Set task:
For each line below that contains the string "down", copy that line.

*** Provided entries

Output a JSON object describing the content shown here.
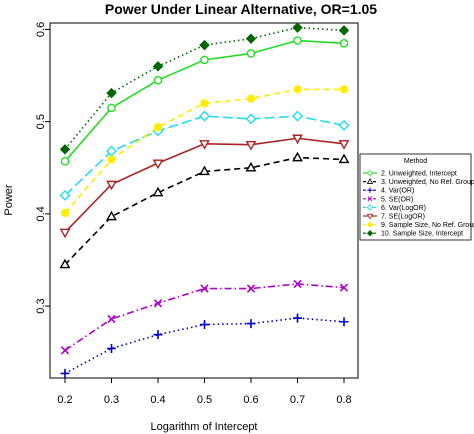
{
  "chart_data": {
    "type": "line",
    "title": "Power Under Linear Alternative, OR=1.05",
    "xlabel": "Logarithm of Intercept",
    "ylabel": "Power",
    "x": [
      0.2,
      0.3,
      0.4,
      0.5,
      0.6,
      0.7,
      0.8
    ],
    "x_ticks": [
      "0.2",
      "0.3",
      "0.4",
      "0.5",
      "0.6",
      "0.7",
      "0.8"
    ],
    "y_ticks": [
      "0.3",
      "0.4",
      "0.5",
      "0.6"
    ],
    "y_tick_values": [
      0.3,
      0.4,
      0.5,
      0.6
    ],
    "xlim": [
      0.2,
      0.8
    ],
    "ylim": [
      0.222,
      0.607
    ],
    "grid": false,
    "legend": {
      "title": "Method",
      "position": "right"
    },
    "series": [
      {
        "name": "2. Unweighted, Intercept",
        "color": "#22dd22",
        "dash": "solid",
        "marker": "circle",
        "values": [
          0.457,
          0.515,
          0.545,
          0.567,
          0.574,
          0.588,
          0.585
        ]
      },
      {
        "name": "3. Unweighted, No Ref. Group",
        "color": "#000000",
        "dash": "dashed",
        "marker": "triangle",
        "values": [
          0.345,
          0.397,
          0.423,
          0.446,
          0.45,
          0.461,
          0.459
        ]
      },
      {
        "name": "4. Var(OR)",
        "color": "#0000cc",
        "dash": "dotted",
        "marker": "plus",
        "values": [
          0.227,
          0.254,
          0.269,
          0.28,
          0.281,
          0.287,
          0.283
        ]
      },
      {
        "name": "5. SE(OR)",
        "color": "#aa00cc",
        "dash": "dashdot",
        "marker": "x",
        "values": [
          0.252,
          0.286,
          0.303,
          0.319,
          0.319,
          0.324,
          0.32
        ]
      },
      {
        "name": "6. Var(LogOR)",
        "color": "#22ddee",
        "dash": "longdash",
        "marker": "diamond",
        "values": [
          0.42,
          0.468,
          0.49,
          0.506,
          0.503,
          0.506,
          0.496
        ]
      },
      {
        "name": "7. SE(LogOR)",
        "color": "#aa2222",
        "dash": "solid",
        "marker": "triangle-down",
        "values": [
          0.38,
          0.432,
          0.455,
          0.476,
          0.475,
          0.482,
          0.476
        ]
      },
      {
        "name": "9. Sample Size, No Ref. Group",
        "color": "#ffee00",
        "dash": "dashed",
        "marker": "circle-filled",
        "values": [
          0.401,
          0.459,
          0.494,
          0.52,
          0.525,
          0.535,
          0.535
        ]
      },
      {
        "name": "10. Sample Size, Intercept",
        "color": "#006600",
        "dash": "dotted",
        "marker": "diamond-filled",
        "values": [
          0.47,
          0.531,
          0.56,
          0.583,
          0.59,
          0.602,
          0.599
        ]
      }
    ]
  }
}
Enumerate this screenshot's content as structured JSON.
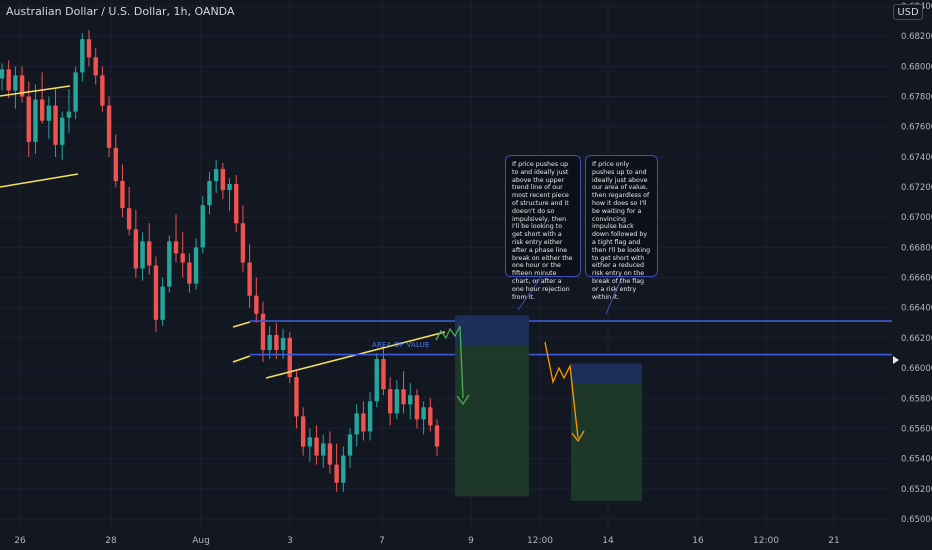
{
  "header": {
    "title": "Australian Dollar / U.S. Dollar, 1h, OANDA",
    "currency_button": "USD"
  },
  "annotations": {
    "area_of_value_label": "AREA OF VALUE",
    "callout_1": "If price pushes up to and ideally just above the upper trend line of our most recent piece of structure and it doesn't do so impulsively, then I'll be looking to get short with a risk entry either after a phase line break on either the one hour or the fifteen minute chart, or after a one hour rejection from it.",
    "callout_2": "If price only pushes up to and ideally just above our area of value, then regardless of how it does so I'll be waiting for a convincing impulse back down followed by a tight flag and then I'll be looking to get short with either a reduced risk entry on the break of the flag or a risk entry within it."
  },
  "colors": {
    "background": "#131722",
    "bull_candle": "#26a69a",
    "bear_candle": "#ef5350",
    "trendline": "#f5e15b",
    "zone_line": "#3d5bd9",
    "path_green": "#4caf50",
    "path_orange": "#ff9800",
    "target_fill": "#1e3a2a",
    "stop_fill": "#1e2f5c",
    "axis_text": "#b2b5be"
  },
  "chart_data": {
    "type": "candlestick",
    "symbol": "Australian Dollar / U.S. Dollar",
    "timeframe": "1h",
    "source": "OANDA",
    "currency": "USD",
    "y_ticks": [
      "0.68400",
      "0.68200",
      "0.68000",
      "0.67800",
      "0.67600",
      "0.67400",
      "0.67200",
      "0.67000",
      "0.66800",
      "0.66600",
      "0.66400",
      "0.66200",
      "0.66000",
      "0.65800",
      "0.65600",
      "0.65400",
      "0.65200",
      "0.65000"
    ],
    "ylim": [
      0.6494,
      0.6844
    ],
    "x_ticks": [
      "26",
      "28",
      "Aug",
      "3",
      "7",
      "9",
      "12:00",
      "14",
      "16",
      "12:00",
      "21"
    ],
    "candles": [
      {
        "t": 0,
        "o": 0.6792,
        "h": 0.6802,
        "l": 0.6784,
        "c": 0.6798
      },
      {
        "t": 1,
        "o": 0.6798,
        "h": 0.6804,
        "l": 0.6779,
        "c": 0.6784
      },
      {
        "t": 2,
        "o": 0.6784,
        "h": 0.68,
        "l": 0.6772,
        "c": 0.6794
      },
      {
        "t": 3,
        "o": 0.6794,
        "h": 0.68,
        "l": 0.6776,
        "c": 0.678
      },
      {
        "t": 4,
        "o": 0.678,
        "h": 0.679,
        "l": 0.674,
        "c": 0.675
      },
      {
        "t": 5,
        "o": 0.675,
        "h": 0.6788,
        "l": 0.6742,
        "c": 0.6778
      },
      {
        "t": 6,
        "o": 0.6778,
        "h": 0.6796,
        "l": 0.6762,
        "c": 0.6764
      },
      {
        "t": 7,
        "o": 0.6764,
        "h": 0.678,
        "l": 0.6752,
        "c": 0.6774
      },
      {
        "t": 8,
        "o": 0.6774,
        "h": 0.6785,
        "l": 0.674,
        "c": 0.6748
      },
      {
        "t": 9,
        "o": 0.6748,
        "h": 0.677,
        "l": 0.6738,
        "c": 0.6766
      },
      {
        "t": 10,
        "o": 0.6766,
        "h": 0.6785,
        "l": 0.6756,
        "c": 0.677
      },
      {
        "t": 11,
        "o": 0.677,
        "h": 0.68,
        "l": 0.6765,
        "c": 0.6796
      },
      {
        "t": 12,
        "o": 0.6796,
        "h": 0.6822,
        "l": 0.679,
        "c": 0.6818
      },
      {
        "t": 13,
        "o": 0.6818,
        "h": 0.6824,
        "l": 0.68,
        "c": 0.6806
      },
      {
        "t": 14,
        "o": 0.6806,
        "h": 0.6812,
        "l": 0.6788,
        "c": 0.6794
      },
      {
        "t": 15,
        "o": 0.6794,
        "h": 0.68,
        "l": 0.677,
        "c": 0.6774
      },
      {
        "t": 16,
        "o": 0.6774,
        "h": 0.678,
        "l": 0.674,
        "c": 0.6746
      },
      {
        "t": 17,
        "o": 0.6746,
        "h": 0.6755,
        "l": 0.672,
        "c": 0.6724
      },
      {
        "t": 18,
        "o": 0.6724,
        "h": 0.6735,
        "l": 0.67,
        "c": 0.6706
      },
      {
        "t": 19,
        "o": 0.6706,
        "h": 0.672,
        "l": 0.6688,
        "c": 0.6692
      },
      {
        "t": 20,
        "o": 0.6692,
        "h": 0.6705,
        "l": 0.666,
        "c": 0.6666
      },
      {
        "t": 21,
        "o": 0.6666,
        "h": 0.669,
        "l": 0.6658,
        "c": 0.6684
      },
      {
        "t": 22,
        "o": 0.6684,
        "h": 0.6696,
        "l": 0.6662,
        "c": 0.6668
      },
      {
        "t": 23,
        "o": 0.6668,
        "h": 0.6674,
        "l": 0.6624,
        "c": 0.6632
      },
      {
        "t": 24,
        "o": 0.6632,
        "h": 0.666,
        "l": 0.6628,
        "c": 0.6654
      },
      {
        "t": 25,
        "o": 0.6654,
        "h": 0.6688,
        "l": 0.665,
        "c": 0.6684
      },
      {
        "t": 26,
        "o": 0.6684,
        "h": 0.6702,
        "l": 0.667,
        "c": 0.6676
      },
      {
        "t": 27,
        "o": 0.6676,
        "h": 0.669,
        "l": 0.666,
        "c": 0.667
      },
      {
        "t": 28,
        "o": 0.667,
        "h": 0.6676,
        "l": 0.665,
        "c": 0.6656
      },
      {
        "t": 29,
        "o": 0.6656,
        "h": 0.6686,
        "l": 0.6652,
        "c": 0.668
      },
      {
        "t": 30,
        "o": 0.668,
        "h": 0.6714,
        "l": 0.6676,
        "c": 0.6708
      },
      {
        "t": 31,
        "o": 0.6708,
        "h": 0.673,
        "l": 0.6702,
        "c": 0.6724
      },
      {
        "t": 32,
        "o": 0.6724,
        "h": 0.6738,
        "l": 0.6716,
        "c": 0.6732
      },
      {
        "t": 33,
        "o": 0.6732,
        "h": 0.6736,
        "l": 0.6712,
        "c": 0.6718
      },
      {
        "t": 34,
        "o": 0.6718,
        "h": 0.6726,
        "l": 0.6704,
        "c": 0.6722
      },
      {
        "t": 35,
        "o": 0.6722,
        "h": 0.6728,
        "l": 0.669,
        "c": 0.6696
      },
      {
        "t": 36,
        "o": 0.6696,
        "h": 0.6708,
        "l": 0.6664,
        "c": 0.667
      },
      {
        "t": 37,
        "o": 0.667,
        "h": 0.6682,
        "l": 0.664,
        "c": 0.6648
      },
      {
        "t": 38,
        "o": 0.6648,
        "h": 0.666,
        "l": 0.663,
        "c": 0.6636
      },
      {
        "t": 39,
        "o": 0.6636,
        "h": 0.6644,
        "l": 0.6604,
        "c": 0.6612
      },
      {
        "t": 40,
        "o": 0.6612,
        "h": 0.6628,
        "l": 0.6606,
        "c": 0.6622
      },
      {
        "t": 41,
        "o": 0.6622,
        "h": 0.663,
        "l": 0.6606,
        "c": 0.6612
      },
      {
        "t": 42,
        "o": 0.6612,
        "h": 0.6626,
        "l": 0.6606,
        "c": 0.662
      },
      {
        "t": 43,
        "o": 0.662,
        "h": 0.6624,
        "l": 0.659,
        "c": 0.6594
      },
      {
        "t": 44,
        "o": 0.6594,
        "h": 0.6598,
        "l": 0.656,
        "c": 0.6568
      },
      {
        "t": 45,
        "o": 0.6568,
        "h": 0.6574,
        "l": 0.6542,
        "c": 0.6548
      },
      {
        "t": 46,
        "o": 0.6548,
        "h": 0.656,
        "l": 0.6538,
        "c": 0.6554
      },
      {
        "t": 47,
        "o": 0.6554,
        "h": 0.6562,
        "l": 0.6536,
        "c": 0.6542
      },
      {
        "t": 48,
        "o": 0.6542,
        "h": 0.6556,
        "l": 0.6534,
        "c": 0.655
      },
      {
        "t": 49,
        "o": 0.655,
        "h": 0.6558,
        "l": 0.653,
        "c": 0.6536
      },
      {
        "t": 50,
        "o": 0.6536,
        "h": 0.655,
        "l": 0.6518,
        "c": 0.6524
      },
      {
        "t": 51,
        "o": 0.6524,
        "h": 0.6548,
        "l": 0.6518,
        "c": 0.6542
      },
      {
        "t": 52,
        "o": 0.6542,
        "h": 0.656,
        "l": 0.6534,
        "c": 0.6556
      },
      {
        "t": 53,
        "o": 0.6556,
        "h": 0.6576,
        "l": 0.6548,
        "c": 0.657
      },
      {
        "t": 54,
        "o": 0.657,
        "h": 0.6578,
        "l": 0.6552,
        "c": 0.6558
      },
      {
        "t": 55,
        "o": 0.6558,
        "h": 0.6584,
        "l": 0.6552,
        "c": 0.6578
      },
      {
        "t": 56,
        "o": 0.6578,
        "h": 0.661,
        "l": 0.6574,
        "c": 0.6606
      },
      {
        "t": 57,
        "o": 0.6606,
        "h": 0.6614,
        "l": 0.6582,
        "c": 0.6586
      },
      {
        "t": 58,
        "o": 0.6586,
        "h": 0.6594,
        "l": 0.6562,
        "c": 0.657
      },
      {
        "t": 59,
        "o": 0.657,
        "h": 0.6592,
        "l": 0.6566,
        "c": 0.6586
      },
      {
        "t": 60,
        "o": 0.6586,
        "h": 0.6598,
        "l": 0.657,
        "c": 0.6576
      },
      {
        "t": 61,
        "o": 0.6576,
        "h": 0.659,
        "l": 0.6566,
        "c": 0.6582
      },
      {
        "t": 62,
        "o": 0.6582,
        "h": 0.6586,
        "l": 0.656,
        "c": 0.6566
      },
      {
        "t": 63,
        "o": 0.6566,
        "h": 0.6578,
        "l": 0.6556,
        "c": 0.6574
      },
      {
        "t": 64,
        "o": 0.6574,
        "h": 0.658,
        "l": 0.6558,
        "c": 0.6562
      },
      {
        "t": 65,
        "o": 0.6562,
        "h": 0.6566,
        "l": 0.6542,
        "c": 0.6548
      }
    ],
    "levels": {
      "area_of_value_top": 0.66312,
      "area_of_value_bottom": 0.6609
    },
    "trade_setups": [
      {
        "entry": 0.6615,
        "stop": 0.6635,
        "target": 0.6515
      },
      {
        "entry": 0.659,
        "stop": 0.6603,
        "target": 0.6512
      }
    ]
  }
}
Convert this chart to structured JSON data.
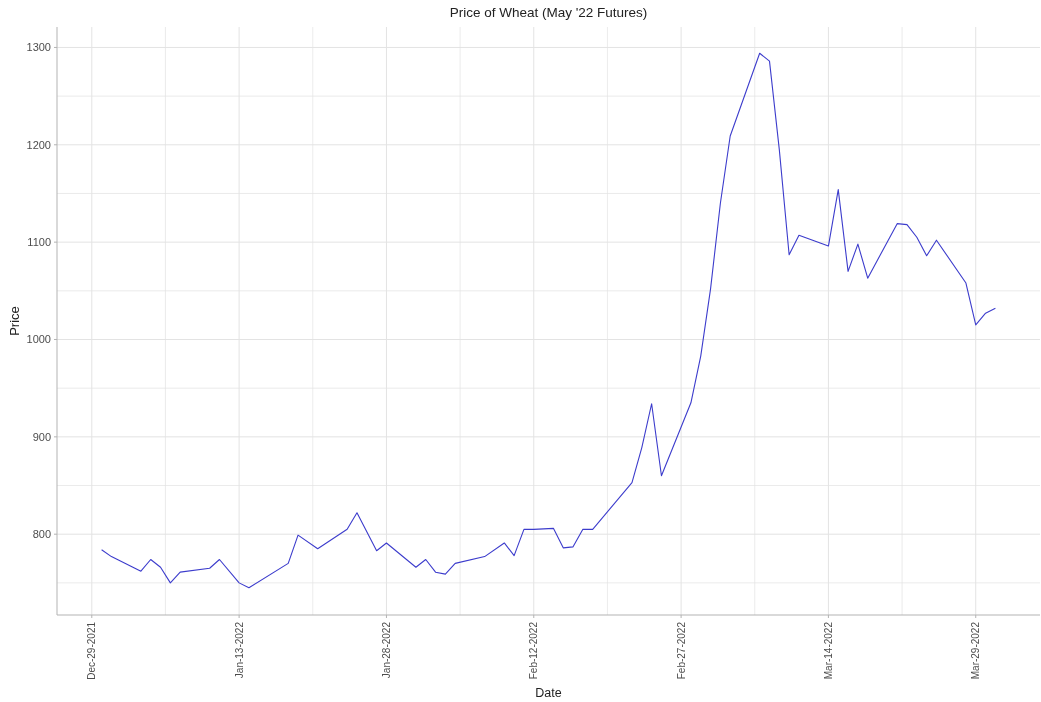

******

Written solution:
        "marker": "triangle-down",
    "callout_2": "If price only pushes up to and ideally just above our area of value, then regardless of how it does so I'll be waiting for a convincing impulse back down followed by a tight flag and then I'll be looking to get short with either a reduced risk entry on the break of the flag or a risk entry within it."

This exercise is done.